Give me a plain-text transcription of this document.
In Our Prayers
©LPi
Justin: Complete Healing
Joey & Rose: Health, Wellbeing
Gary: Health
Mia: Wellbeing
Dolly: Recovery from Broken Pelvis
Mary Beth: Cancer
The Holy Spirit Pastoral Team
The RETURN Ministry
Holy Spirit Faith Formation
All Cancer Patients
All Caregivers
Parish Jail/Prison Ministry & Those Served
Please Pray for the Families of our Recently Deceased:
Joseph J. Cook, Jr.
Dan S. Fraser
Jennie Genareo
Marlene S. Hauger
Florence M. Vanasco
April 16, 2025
....
### Exercise directions
Within the records above, find every line containing "Cancer" and report only how many there are.

### Response box
2